- Written problem -
Using the records below, report how many lines hold "chọn", with no extra text.

[Data entries]
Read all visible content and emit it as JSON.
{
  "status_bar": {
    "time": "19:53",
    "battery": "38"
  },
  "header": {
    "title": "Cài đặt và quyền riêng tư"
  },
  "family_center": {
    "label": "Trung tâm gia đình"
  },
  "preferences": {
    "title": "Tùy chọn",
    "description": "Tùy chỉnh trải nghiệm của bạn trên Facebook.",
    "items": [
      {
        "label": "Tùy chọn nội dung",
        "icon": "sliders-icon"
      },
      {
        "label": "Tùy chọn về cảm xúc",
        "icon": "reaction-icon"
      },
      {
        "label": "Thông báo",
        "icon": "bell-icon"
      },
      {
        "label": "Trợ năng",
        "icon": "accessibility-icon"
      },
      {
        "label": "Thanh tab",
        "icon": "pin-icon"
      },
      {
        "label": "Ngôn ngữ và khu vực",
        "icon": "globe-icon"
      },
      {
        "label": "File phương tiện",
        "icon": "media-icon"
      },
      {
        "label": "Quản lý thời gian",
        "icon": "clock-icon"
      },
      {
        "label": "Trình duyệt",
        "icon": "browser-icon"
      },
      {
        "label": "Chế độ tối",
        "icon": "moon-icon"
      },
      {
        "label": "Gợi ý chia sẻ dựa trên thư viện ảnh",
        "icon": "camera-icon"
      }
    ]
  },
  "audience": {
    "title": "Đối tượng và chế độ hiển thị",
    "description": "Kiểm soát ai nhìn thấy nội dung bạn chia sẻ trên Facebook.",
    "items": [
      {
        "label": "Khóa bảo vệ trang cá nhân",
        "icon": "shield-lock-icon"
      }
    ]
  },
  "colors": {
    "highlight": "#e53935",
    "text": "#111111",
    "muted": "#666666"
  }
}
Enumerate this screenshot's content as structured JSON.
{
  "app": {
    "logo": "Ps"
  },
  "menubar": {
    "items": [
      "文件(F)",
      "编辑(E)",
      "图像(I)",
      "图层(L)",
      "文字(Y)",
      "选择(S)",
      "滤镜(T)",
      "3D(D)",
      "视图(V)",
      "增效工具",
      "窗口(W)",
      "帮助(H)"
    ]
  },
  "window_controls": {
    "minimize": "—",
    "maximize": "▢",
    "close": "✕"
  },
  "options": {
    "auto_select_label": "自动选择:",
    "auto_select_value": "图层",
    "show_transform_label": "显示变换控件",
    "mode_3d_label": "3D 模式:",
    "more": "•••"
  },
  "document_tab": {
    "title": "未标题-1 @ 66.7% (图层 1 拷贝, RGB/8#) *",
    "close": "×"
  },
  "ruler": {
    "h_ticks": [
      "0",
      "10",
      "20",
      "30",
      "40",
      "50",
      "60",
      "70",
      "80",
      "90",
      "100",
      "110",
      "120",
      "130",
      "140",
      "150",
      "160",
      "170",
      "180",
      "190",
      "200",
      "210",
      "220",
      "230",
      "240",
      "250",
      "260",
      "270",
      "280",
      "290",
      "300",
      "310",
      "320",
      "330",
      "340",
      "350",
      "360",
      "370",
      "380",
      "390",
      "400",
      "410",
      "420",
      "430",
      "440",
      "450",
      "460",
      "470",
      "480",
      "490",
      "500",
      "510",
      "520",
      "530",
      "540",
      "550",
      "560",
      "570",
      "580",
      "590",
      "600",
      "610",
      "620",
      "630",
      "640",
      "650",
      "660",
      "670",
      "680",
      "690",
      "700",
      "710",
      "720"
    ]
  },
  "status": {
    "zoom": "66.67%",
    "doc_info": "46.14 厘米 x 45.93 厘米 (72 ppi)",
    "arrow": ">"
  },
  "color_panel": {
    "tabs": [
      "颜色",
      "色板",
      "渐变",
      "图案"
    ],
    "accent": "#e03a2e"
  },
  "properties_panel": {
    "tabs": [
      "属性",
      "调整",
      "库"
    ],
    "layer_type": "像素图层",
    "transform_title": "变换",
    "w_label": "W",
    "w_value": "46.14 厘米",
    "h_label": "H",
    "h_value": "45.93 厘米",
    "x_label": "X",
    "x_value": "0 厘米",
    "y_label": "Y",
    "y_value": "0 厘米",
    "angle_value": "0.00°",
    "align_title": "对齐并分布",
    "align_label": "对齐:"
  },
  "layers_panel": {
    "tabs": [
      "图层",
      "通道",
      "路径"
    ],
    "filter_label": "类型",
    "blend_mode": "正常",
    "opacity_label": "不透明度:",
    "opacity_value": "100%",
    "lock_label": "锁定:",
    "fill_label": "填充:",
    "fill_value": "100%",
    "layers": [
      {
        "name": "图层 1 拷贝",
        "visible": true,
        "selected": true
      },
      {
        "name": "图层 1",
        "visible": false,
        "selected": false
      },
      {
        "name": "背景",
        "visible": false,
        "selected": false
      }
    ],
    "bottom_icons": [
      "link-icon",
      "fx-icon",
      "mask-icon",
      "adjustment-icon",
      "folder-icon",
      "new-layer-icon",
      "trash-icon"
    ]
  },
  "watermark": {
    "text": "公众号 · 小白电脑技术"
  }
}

- The result -
3